### AIM OF THE EXERCISE
Copy each line containing the word "endometrial" from the records that follow, please.

— begin RECORD SET —

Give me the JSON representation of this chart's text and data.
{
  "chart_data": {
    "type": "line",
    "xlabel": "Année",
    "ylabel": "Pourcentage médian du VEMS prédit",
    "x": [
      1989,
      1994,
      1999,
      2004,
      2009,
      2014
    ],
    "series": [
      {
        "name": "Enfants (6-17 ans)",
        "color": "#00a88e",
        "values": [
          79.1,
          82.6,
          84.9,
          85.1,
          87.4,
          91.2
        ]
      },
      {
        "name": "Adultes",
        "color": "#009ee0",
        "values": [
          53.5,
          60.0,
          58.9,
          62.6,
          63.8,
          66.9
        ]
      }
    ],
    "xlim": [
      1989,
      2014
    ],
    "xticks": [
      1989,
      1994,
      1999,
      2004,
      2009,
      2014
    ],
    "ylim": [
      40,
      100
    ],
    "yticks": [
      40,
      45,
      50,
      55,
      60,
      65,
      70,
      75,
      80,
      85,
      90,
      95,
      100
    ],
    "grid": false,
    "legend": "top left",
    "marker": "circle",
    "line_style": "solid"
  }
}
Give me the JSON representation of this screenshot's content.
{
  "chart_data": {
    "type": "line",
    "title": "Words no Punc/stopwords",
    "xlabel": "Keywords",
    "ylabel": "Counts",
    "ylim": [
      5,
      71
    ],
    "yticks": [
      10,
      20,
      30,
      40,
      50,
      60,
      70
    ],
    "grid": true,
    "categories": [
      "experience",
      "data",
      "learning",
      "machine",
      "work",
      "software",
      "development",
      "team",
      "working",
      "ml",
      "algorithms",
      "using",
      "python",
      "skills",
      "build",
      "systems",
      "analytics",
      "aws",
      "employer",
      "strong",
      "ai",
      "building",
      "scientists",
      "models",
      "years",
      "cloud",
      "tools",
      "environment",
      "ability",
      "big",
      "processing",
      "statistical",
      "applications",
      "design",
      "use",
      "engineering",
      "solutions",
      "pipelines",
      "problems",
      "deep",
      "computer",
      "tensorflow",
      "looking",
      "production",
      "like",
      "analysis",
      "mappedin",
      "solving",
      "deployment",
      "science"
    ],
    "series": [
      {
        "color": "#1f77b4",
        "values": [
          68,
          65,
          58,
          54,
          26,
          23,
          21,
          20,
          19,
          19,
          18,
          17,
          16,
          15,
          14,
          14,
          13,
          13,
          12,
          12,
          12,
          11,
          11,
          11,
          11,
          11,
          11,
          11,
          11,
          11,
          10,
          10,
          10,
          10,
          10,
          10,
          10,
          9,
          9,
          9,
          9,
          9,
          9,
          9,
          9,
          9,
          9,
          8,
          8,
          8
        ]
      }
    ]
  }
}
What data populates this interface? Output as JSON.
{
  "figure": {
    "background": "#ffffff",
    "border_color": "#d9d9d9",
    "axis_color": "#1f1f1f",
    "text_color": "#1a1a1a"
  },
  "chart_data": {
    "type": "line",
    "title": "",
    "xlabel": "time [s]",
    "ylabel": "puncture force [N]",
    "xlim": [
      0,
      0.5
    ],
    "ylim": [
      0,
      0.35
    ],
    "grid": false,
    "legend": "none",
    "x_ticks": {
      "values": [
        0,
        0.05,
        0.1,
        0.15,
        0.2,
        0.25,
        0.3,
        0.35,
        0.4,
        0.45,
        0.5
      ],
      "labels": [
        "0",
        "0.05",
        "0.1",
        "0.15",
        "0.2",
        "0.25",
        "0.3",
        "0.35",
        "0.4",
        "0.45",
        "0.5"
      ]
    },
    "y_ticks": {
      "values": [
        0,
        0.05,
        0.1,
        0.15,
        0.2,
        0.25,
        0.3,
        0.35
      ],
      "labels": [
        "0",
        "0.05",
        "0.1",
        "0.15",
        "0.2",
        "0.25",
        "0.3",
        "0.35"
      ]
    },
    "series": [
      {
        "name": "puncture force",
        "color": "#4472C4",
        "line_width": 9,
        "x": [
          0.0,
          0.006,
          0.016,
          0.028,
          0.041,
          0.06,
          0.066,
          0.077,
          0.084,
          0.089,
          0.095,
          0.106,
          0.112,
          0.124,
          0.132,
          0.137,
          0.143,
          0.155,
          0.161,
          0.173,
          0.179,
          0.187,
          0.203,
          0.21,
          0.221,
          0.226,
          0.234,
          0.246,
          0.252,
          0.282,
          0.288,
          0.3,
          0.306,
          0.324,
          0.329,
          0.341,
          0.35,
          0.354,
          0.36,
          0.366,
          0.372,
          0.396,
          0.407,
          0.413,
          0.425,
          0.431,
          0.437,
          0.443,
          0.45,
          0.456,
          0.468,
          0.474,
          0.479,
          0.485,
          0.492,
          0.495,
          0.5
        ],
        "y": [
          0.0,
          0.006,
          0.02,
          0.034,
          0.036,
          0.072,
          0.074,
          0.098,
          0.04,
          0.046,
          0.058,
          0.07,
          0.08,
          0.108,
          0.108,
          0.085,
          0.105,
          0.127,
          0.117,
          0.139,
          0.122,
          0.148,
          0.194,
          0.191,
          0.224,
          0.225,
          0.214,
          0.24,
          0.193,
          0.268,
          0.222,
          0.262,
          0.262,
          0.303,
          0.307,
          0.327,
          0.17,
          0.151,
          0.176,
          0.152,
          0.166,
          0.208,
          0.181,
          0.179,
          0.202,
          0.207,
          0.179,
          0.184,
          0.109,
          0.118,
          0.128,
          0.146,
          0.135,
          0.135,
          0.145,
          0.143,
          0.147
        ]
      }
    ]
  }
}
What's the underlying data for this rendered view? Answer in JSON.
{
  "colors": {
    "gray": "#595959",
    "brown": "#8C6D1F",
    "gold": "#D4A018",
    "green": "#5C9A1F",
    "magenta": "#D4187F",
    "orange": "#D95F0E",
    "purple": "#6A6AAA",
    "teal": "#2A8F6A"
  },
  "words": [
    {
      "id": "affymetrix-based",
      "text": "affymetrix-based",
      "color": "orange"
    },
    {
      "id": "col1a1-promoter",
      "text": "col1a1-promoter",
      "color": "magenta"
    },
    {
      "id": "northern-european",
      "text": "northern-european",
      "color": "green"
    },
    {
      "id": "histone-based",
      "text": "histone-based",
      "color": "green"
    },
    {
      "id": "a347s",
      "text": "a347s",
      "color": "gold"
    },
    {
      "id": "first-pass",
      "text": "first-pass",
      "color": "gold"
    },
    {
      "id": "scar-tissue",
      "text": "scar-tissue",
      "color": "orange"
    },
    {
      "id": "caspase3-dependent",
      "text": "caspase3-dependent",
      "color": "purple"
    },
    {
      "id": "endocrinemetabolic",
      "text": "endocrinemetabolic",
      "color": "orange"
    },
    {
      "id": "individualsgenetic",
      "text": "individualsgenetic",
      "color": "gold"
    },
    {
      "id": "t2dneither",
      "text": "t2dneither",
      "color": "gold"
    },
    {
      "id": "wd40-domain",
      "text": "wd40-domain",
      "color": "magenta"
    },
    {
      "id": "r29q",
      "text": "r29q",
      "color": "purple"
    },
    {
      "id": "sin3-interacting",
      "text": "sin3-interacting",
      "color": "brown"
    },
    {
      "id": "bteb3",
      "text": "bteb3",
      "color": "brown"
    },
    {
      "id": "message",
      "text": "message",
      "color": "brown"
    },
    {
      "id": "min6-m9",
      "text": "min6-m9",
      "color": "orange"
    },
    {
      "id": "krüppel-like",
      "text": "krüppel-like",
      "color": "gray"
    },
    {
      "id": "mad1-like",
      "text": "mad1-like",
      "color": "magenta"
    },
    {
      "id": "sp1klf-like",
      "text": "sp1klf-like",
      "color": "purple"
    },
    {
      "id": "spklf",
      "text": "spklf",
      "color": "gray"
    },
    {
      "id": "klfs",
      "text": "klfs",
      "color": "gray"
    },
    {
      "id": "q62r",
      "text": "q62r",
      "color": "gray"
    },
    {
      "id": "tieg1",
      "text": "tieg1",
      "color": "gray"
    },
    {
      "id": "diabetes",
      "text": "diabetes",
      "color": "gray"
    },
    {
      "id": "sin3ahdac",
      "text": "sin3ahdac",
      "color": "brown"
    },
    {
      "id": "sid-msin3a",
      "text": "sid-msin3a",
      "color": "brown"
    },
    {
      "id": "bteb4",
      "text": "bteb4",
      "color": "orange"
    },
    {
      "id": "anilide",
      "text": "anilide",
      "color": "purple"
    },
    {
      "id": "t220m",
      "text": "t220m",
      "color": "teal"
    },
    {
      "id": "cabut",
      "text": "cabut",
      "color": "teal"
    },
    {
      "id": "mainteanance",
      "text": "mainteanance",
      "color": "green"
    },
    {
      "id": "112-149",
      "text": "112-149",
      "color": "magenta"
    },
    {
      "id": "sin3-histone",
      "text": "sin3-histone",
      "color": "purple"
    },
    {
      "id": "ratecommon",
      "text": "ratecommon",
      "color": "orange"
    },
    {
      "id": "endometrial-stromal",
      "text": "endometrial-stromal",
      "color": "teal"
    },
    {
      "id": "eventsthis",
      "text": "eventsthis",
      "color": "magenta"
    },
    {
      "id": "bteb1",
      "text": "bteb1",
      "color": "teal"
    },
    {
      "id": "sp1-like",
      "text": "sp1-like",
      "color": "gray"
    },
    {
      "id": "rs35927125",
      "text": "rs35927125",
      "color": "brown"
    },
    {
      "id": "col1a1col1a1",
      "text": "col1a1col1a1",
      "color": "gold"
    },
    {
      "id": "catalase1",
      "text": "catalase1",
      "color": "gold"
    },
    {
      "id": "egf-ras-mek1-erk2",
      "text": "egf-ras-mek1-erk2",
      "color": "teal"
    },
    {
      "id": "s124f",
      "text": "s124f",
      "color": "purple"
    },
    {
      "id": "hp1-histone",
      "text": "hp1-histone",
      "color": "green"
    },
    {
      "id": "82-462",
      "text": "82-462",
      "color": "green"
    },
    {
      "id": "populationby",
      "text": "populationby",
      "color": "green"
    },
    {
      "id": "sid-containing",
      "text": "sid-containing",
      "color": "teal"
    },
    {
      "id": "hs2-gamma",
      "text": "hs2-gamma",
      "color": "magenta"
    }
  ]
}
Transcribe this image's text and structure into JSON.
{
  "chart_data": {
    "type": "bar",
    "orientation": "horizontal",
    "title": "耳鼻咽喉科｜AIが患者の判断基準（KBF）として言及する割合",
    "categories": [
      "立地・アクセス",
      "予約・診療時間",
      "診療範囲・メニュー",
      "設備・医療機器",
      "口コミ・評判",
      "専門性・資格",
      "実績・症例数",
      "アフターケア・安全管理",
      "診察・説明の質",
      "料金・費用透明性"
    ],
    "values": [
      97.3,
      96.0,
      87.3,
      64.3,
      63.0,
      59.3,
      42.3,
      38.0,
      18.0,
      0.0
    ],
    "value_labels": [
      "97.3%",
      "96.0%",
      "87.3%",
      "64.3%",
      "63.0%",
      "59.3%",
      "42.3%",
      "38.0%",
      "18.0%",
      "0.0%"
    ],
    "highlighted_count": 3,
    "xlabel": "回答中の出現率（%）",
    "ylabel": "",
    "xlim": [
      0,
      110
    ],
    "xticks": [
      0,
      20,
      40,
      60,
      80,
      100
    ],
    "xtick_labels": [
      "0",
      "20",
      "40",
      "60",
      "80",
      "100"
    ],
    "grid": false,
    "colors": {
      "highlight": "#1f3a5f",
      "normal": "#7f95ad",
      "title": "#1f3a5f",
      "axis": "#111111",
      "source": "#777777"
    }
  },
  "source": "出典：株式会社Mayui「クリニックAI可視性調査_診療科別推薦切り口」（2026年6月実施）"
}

— end RECORD SET —

### THE SOLUTION
      "id": "endometrial-stromal",
      "text": "endometrial-stromal",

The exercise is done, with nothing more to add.